— Supplied records —

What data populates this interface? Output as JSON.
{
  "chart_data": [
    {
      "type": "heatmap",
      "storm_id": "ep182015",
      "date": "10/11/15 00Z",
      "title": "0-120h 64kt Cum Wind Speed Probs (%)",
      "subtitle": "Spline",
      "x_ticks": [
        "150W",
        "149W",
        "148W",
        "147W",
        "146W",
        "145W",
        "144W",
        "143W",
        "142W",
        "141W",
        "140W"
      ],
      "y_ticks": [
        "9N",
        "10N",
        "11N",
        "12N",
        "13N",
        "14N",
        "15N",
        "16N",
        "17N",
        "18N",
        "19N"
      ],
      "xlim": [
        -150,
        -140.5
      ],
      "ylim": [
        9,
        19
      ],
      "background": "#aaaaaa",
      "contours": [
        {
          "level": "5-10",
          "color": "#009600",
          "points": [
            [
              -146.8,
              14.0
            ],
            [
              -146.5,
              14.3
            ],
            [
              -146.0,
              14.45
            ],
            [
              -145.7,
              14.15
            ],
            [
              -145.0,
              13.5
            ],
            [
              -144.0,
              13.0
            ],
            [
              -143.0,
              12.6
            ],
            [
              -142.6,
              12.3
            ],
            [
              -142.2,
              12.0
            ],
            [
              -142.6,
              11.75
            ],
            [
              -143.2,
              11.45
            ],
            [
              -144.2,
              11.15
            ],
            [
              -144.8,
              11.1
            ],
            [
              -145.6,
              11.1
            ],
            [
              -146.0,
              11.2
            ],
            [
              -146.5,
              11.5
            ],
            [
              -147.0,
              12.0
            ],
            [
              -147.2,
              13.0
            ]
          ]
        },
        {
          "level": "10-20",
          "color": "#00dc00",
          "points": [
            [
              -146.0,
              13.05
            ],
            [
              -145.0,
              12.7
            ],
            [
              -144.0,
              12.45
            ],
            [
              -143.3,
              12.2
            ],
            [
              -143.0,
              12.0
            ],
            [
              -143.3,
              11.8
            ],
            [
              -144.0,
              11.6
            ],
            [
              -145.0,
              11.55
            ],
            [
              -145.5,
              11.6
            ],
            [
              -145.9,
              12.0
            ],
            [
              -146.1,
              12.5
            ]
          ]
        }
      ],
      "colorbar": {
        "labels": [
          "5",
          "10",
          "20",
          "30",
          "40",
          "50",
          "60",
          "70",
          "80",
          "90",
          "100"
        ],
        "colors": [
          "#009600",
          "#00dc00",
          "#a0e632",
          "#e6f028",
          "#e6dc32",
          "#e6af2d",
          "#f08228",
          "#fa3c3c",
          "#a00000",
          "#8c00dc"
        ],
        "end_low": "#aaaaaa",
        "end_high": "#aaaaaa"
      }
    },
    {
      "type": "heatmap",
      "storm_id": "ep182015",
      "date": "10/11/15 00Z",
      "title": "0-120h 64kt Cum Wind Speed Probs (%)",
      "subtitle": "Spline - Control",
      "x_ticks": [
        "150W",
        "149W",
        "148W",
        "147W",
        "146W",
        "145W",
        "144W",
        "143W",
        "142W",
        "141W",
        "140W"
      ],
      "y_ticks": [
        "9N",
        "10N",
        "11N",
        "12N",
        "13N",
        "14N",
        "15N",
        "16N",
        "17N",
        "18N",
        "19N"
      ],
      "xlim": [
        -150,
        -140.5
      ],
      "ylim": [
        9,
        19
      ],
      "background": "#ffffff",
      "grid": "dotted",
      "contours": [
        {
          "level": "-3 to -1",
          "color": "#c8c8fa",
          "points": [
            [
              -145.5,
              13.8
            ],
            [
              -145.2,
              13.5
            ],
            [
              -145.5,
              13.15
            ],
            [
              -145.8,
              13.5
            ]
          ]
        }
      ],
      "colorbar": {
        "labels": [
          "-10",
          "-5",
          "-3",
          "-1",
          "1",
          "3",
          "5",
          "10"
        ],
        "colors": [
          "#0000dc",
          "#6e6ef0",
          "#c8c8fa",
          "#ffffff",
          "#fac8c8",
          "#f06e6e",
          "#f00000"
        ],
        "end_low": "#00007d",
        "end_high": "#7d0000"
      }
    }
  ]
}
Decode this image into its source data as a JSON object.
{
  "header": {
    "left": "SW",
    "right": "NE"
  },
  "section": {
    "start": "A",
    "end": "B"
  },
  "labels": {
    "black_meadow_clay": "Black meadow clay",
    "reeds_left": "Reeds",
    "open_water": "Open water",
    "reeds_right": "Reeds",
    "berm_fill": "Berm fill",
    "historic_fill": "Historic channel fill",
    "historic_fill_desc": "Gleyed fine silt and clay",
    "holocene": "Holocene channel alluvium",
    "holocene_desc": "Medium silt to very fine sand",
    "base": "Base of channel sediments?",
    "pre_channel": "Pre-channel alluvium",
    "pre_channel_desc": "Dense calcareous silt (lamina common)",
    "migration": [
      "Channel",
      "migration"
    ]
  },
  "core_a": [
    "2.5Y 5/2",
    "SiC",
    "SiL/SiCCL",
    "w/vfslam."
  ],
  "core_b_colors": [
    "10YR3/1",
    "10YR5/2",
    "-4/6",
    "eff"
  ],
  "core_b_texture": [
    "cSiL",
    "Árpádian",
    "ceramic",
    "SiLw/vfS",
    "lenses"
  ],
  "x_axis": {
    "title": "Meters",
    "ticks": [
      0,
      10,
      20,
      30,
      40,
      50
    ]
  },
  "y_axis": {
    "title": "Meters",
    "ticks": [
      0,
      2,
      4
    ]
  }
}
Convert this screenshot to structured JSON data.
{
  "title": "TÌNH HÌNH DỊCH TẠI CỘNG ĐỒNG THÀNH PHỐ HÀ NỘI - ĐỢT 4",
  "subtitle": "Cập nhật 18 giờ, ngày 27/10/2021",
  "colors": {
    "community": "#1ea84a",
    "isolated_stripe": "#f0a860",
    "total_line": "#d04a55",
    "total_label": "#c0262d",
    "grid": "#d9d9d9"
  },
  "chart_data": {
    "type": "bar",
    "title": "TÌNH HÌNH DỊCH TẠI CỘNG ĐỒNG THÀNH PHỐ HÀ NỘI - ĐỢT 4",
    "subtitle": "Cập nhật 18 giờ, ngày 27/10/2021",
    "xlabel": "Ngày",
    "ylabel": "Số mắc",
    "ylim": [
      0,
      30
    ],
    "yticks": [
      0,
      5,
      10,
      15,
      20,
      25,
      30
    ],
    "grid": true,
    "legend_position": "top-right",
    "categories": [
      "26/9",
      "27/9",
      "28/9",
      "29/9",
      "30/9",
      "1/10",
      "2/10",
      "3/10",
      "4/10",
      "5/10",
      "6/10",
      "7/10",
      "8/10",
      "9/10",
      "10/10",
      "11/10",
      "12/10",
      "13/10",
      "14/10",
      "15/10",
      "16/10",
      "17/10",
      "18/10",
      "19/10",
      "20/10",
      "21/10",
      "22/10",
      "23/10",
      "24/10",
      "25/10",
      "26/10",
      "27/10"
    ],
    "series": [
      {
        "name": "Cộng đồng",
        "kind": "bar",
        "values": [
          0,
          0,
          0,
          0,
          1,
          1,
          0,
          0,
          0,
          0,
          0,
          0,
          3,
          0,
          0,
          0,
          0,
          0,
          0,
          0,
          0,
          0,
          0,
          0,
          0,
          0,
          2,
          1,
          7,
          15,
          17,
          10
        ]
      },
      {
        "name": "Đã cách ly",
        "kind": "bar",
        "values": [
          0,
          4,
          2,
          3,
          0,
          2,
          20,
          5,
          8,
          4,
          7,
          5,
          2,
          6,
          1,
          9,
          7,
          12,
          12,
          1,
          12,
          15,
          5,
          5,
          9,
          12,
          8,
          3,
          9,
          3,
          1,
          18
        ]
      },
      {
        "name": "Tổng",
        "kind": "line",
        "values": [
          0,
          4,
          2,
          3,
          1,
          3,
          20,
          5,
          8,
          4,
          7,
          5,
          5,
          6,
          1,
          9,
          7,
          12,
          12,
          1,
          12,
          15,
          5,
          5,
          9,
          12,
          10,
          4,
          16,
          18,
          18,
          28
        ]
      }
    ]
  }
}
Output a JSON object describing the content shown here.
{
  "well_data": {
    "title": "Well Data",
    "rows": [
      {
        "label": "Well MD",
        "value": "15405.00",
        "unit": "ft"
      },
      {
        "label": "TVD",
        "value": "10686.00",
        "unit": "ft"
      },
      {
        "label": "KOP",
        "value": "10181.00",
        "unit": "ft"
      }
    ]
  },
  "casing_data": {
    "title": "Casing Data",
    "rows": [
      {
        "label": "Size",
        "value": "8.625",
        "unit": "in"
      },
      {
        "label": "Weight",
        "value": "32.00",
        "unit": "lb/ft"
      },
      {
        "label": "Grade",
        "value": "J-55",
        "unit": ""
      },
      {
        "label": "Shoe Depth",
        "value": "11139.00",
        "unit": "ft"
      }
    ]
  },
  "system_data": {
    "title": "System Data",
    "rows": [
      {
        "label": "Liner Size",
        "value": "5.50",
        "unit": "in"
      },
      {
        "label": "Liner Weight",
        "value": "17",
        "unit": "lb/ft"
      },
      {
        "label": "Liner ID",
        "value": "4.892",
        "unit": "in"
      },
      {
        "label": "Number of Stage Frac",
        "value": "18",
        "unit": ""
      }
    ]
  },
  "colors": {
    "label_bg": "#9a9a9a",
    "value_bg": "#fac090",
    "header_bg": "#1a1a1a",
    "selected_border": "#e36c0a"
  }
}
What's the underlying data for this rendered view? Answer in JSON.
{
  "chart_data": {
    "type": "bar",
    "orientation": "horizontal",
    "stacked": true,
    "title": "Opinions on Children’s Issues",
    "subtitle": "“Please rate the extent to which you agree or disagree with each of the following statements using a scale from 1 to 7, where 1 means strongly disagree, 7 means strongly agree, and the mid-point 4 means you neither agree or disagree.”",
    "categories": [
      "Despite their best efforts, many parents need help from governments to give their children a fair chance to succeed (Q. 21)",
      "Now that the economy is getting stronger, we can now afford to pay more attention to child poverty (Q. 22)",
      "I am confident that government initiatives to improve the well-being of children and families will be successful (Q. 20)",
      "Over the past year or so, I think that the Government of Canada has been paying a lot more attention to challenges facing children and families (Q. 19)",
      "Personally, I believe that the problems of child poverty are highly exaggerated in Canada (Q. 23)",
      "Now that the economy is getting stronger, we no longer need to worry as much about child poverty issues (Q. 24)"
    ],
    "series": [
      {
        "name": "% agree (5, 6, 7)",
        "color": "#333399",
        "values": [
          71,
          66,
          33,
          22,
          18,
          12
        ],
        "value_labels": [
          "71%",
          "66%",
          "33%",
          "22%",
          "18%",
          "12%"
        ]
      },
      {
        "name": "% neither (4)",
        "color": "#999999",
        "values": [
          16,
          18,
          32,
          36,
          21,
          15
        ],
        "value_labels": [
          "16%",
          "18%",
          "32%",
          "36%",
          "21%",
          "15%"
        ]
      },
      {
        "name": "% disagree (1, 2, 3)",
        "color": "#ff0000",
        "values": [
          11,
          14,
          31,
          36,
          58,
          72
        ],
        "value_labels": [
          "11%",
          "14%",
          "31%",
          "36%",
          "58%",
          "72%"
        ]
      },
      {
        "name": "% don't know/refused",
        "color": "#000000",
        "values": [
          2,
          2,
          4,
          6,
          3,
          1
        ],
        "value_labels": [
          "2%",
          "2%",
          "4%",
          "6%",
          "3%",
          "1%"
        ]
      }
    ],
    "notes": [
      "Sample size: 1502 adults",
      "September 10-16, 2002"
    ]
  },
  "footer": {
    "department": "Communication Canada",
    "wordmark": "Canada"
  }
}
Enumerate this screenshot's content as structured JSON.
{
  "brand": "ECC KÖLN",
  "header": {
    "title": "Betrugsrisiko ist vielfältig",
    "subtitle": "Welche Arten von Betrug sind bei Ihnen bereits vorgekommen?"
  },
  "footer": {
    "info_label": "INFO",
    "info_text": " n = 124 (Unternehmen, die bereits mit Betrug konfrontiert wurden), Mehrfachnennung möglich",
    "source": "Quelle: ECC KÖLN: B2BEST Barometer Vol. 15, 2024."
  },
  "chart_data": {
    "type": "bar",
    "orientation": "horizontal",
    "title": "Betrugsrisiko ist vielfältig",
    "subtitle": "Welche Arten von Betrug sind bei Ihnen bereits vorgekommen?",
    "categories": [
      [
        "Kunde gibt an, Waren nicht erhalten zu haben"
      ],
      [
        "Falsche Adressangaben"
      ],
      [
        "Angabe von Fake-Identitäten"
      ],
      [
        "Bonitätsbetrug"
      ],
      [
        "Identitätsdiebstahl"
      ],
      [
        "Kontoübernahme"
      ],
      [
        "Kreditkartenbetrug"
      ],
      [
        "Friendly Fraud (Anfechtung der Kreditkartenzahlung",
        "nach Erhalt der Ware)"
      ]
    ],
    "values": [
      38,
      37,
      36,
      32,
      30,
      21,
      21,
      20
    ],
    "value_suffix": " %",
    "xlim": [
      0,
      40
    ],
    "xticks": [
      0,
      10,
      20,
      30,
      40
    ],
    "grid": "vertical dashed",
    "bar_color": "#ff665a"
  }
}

— Goal —
Filter the data for the string "HÌNH" and copy every line that has it.

— Complete response —
  "title": "TÌNH HÌNH DỊCH TẠI CỘNG ĐỒNG THÀNH PHỐ HÀ NỘI - ĐỢT 4",
    "title": "TÌNH HÌNH DỊCH TẠI CỘNG ĐỒNG THÀNH PHỐ HÀ NỘI - ĐỢT 4",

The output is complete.